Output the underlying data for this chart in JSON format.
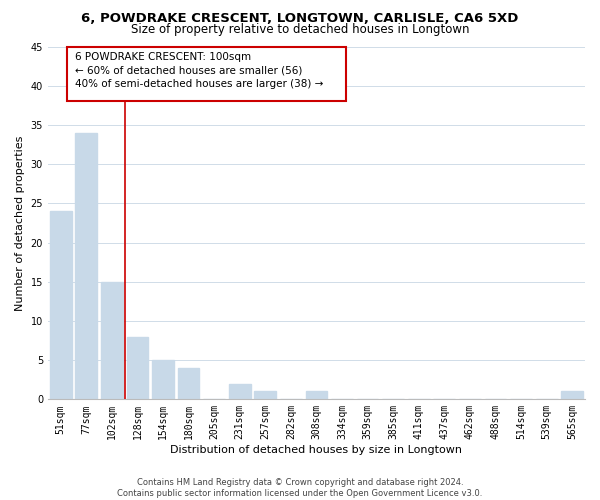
{
  "title": "6, POWDRAKE CRESCENT, LONGTOWN, CARLISLE, CA6 5XD",
  "subtitle": "Size of property relative to detached houses in Longtown",
  "xlabel": "Distribution of detached houses by size in Longtown",
  "ylabel": "Number of detached properties",
  "bar_labels": [
    "51sqm",
    "77sqm",
    "102sqm",
    "128sqm",
    "154sqm",
    "180sqm",
    "205sqm",
    "231sqm",
    "257sqm",
    "282sqm",
    "308sqm",
    "334sqm",
    "359sqm",
    "385sqm",
    "411sqm",
    "437sqm",
    "462sqm",
    "488sqm",
    "514sqm",
    "539sqm",
    "565sqm"
  ],
  "bar_values": [
    24,
    34,
    15,
    8,
    5,
    4,
    0,
    2,
    1,
    0,
    1,
    0,
    0,
    0,
    0,
    0,
    0,
    0,
    0,
    0,
    1
  ],
  "bar_color": "#c8d9e8",
  "vline_color": "#cc0000",
  "vline_index": 2,
  "annotation_text_line1": "6 POWDRAKE CRESCENT: 100sqm",
  "annotation_text_line2": "← 60% of detached houses are smaller (56)",
  "annotation_text_line3": "40% of semi-detached houses are larger (38) →",
  "ylim": [
    0,
    45
  ],
  "yticks": [
    0,
    5,
    10,
    15,
    20,
    25,
    30,
    35,
    40,
    45
  ],
  "title_fontsize": 9.5,
  "subtitle_fontsize": 8.5,
  "axis_label_fontsize": 8,
  "tick_fontsize": 7,
  "annotation_fontsize": 7.5,
  "footer_fontsize": 6,
  "footer_text": "Contains HM Land Registry data © Crown copyright and database right 2024.\nContains public sector information licensed under the Open Government Licence v3.0.",
  "background_color": "#ffffff",
  "grid_color": "#d0dce8"
}
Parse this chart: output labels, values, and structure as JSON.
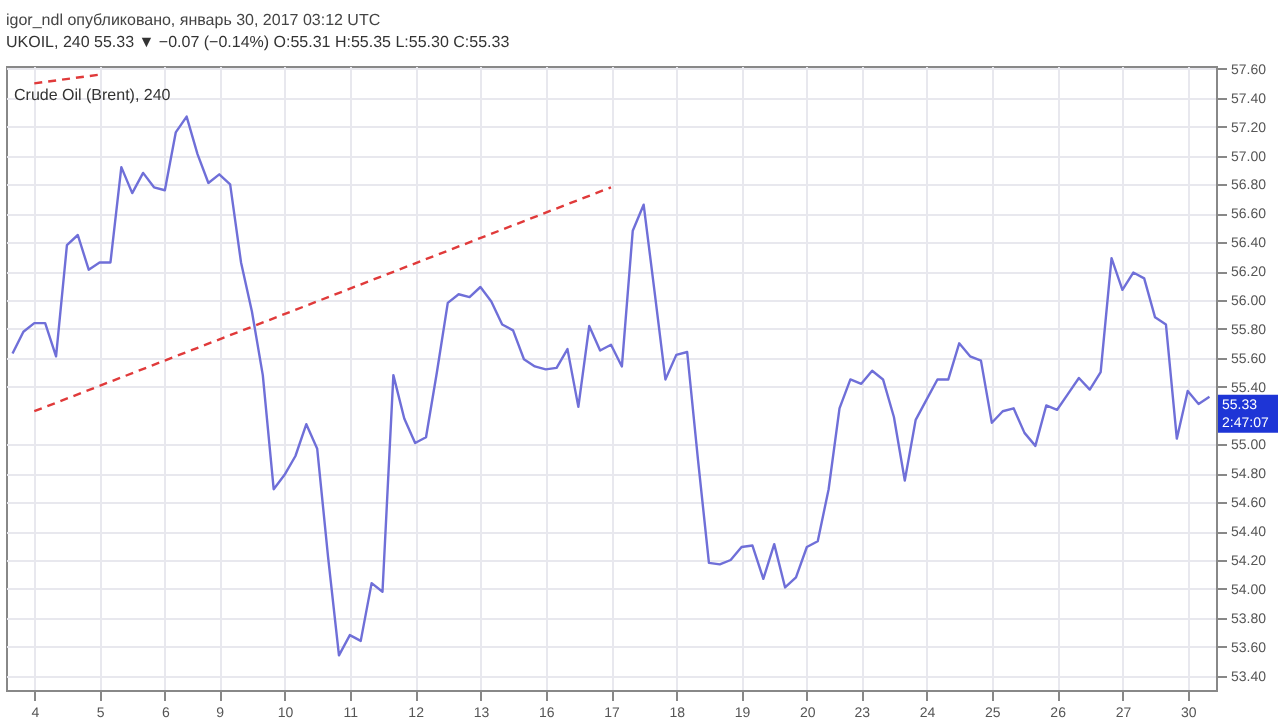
{
  "chart_data": {
    "type": "line",
    "title": "Crude Oil (Brent), 240",
    "annotations": [
      "igor_ndl опубликовано, январь 30, 2017 03:12 UTC",
      "UKOIL, 240 55.33 ▼ −0.07 (−0.14%) O:55.31 H:55.35 L:55.30 C:55.33",
      "55.33",
      "2:47:07"
    ],
    "categories": [
      null,
      null,
      "4",
      null,
      null,
      null,
      null,
      null,
      "5",
      null,
      null,
      null,
      null,
      null,
      "6",
      null,
      null,
      null,
      null,
      "9",
      null,
      null,
      null,
      null,
      null,
      "10",
      null,
      null,
      null,
      null,
      null,
      "11",
      null,
      null,
      null,
      null,
      null,
      "12",
      null,
      null,
      null,
      null,
      null,
      "13",
      null,
      null,
      null,
      null,
      null,
      "16",
      null,
      null,
      null,
      null,
      null,
      "17",
      null,
      null,
      null,
      null,
      null,
      "18",
      null,
      null,
      null,
      null,
      null,
      "19",
      null,
      null,
      null,
      null,
      null,
      "20",
      null,
      null,
      null,
      null,
      "23",
      null,
      null,
      null,
      null,
      null,
      "24",
      null,
      null,
      null,
      null,
      null,
      "25",
      null,
      null,
      null,
      null,
      null,
      "26",
      null,
      null,
      null,
      null,
      null,
      "27",
      null,
      null,
      null,
      null,
      null,
      "30",
      null,
      null
    ],
    "ylim": [
      53.3,
      57.62
    ],
    "yticks": [
      {
        "value": 53.4,
        "label": "53.40"
      },
      {
        "value": 53.6,
        "label": "53.60"
      },
      {
        "value": 53.8,
        "label": "53.80"
      },
      {
        "value": 54,
        "label": "54.00"
      },
      {
        "value": 54.2,
        "label": "54.20"
      },
      {
        "value": 54.4,
        "label": "54.40"
      },
      {
        "value": 54.6,
        "label": "54.60"
      },
      {
        "value": 54.8,
        "label": "54.80"
      },
      {
        "value": 55,
        "label": "55.00"
      },
      {
        "value": 55.4,
        "label": "55.40"
      },
      {
        "value": 55.6,
        "label": "55.60"
      },
      {
        "value": 55.8,
        "label": "55.80"
      },
      {
        "value": 56,
        "label": "56.00"
      },
      {
        "value": 56.2,
        "label": "56.20"
      },
      {
        "value": 56.4,
        "label": "56.40"
      },
      {
        "value": 56.6,
        "label": "56.60"
      },
      {
        "value": 56.8,
        "label": "56.80"
      },
      {
        "value": 57,
        "label": "57.00"
      },
      {
        "value": 57.2,
        "label": "57.20"
      },
      {
        "value": 57.4,
        "label": "57.40"
      },
      {
        "value": 57.6,
        "label": "57.60"
      }
    ],
    "grid": true,
    "series": [
      {
        "color": "#6f6fd8",
        "values": [
          55.63,
          55.78,
          55.84,
          55.84,
          55.61,
          56.38,
          56.45,
          56.21,
          56.26,
          56.26,
          56.92,
          56.74,
          56.88,
          56.78,
          56.76,
          57.16,
          57.27,
          57.01,
          56.81,
          56.87,
          56.8,
          56.26,
          55.92,
          55.48,
          54.69,
          54.79,
          54.92,
          55.14,
          54.97,
          54.22,
          53.54,
          53.68,
          53.64,
          54.04,
          53.98,
          55.48,
          55.18,
          55.01,
          55.05,
          55.5,
          55.98,
          56.04,
          56.02,
          56.09,
          55.99,
          55.83,
          55.79,
          55.59,
          55.54,
          55.52,
          55.53,
          55.66,
          55.26,
          55.82,
          55.65,
          55.69,
          55.54,
          56.48,
          56.66,
          56.06,
          55.45,
          55.62,
          55.64,
          54.89,
          54.18,
          54.17,
          54.2,
          54.29,
          54.3,
          54.07,
          54.31,
          54.01,
          54.08,
          54.29,
          54.33,
          54.69,
          55.25,
          55.45,
          55.42,
          55.51,
          55.45,
          55.19,
          54.75,
          55.17,
          55.31,
          55.45,
          55.45,
          55.7,
          55.61,
          55.58,
          55.15,
          55.23,
          55.25,
          55.08,
          54.99,
          55.27,
          55.24,
          55.35,
          55.46,
          55.38,
          55.5,
          56.29,
          56.07,
          56.19,
          56.15,
          55.88,
          55.83,
          55.04,
          55.37,
          55.28,
          55.33
        ]
      },
      {
        "type": "line",
        "color": "#e03a3a",
        "line_style": "dashed",
        "x": [
          "4",
          "17"
        ],
        "values": [
          55.23,
          56.78
        ]
      },
      {
        "type": "line",
        "color": "#e03a3a",
        "line_style": "dashed",
        "x": [
          "4",
          "5"
        ],
        "values": [
          57.5,
          57.56
        ]
      }
    ]
  }
}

════

*Given instruction:* From the data above, copy each line that holds "houses".

*The solution:*
  "subtitle": "Size of property relative to detached houses in Longtown",
  "xlabel": "Distribution of detached houses by size in Longtown",
  "annotation_text_line2": "← 60% of detached houses are smaller (56)",
  "annotation_text_line3": "40% of semi-detached houses are larger (38) →",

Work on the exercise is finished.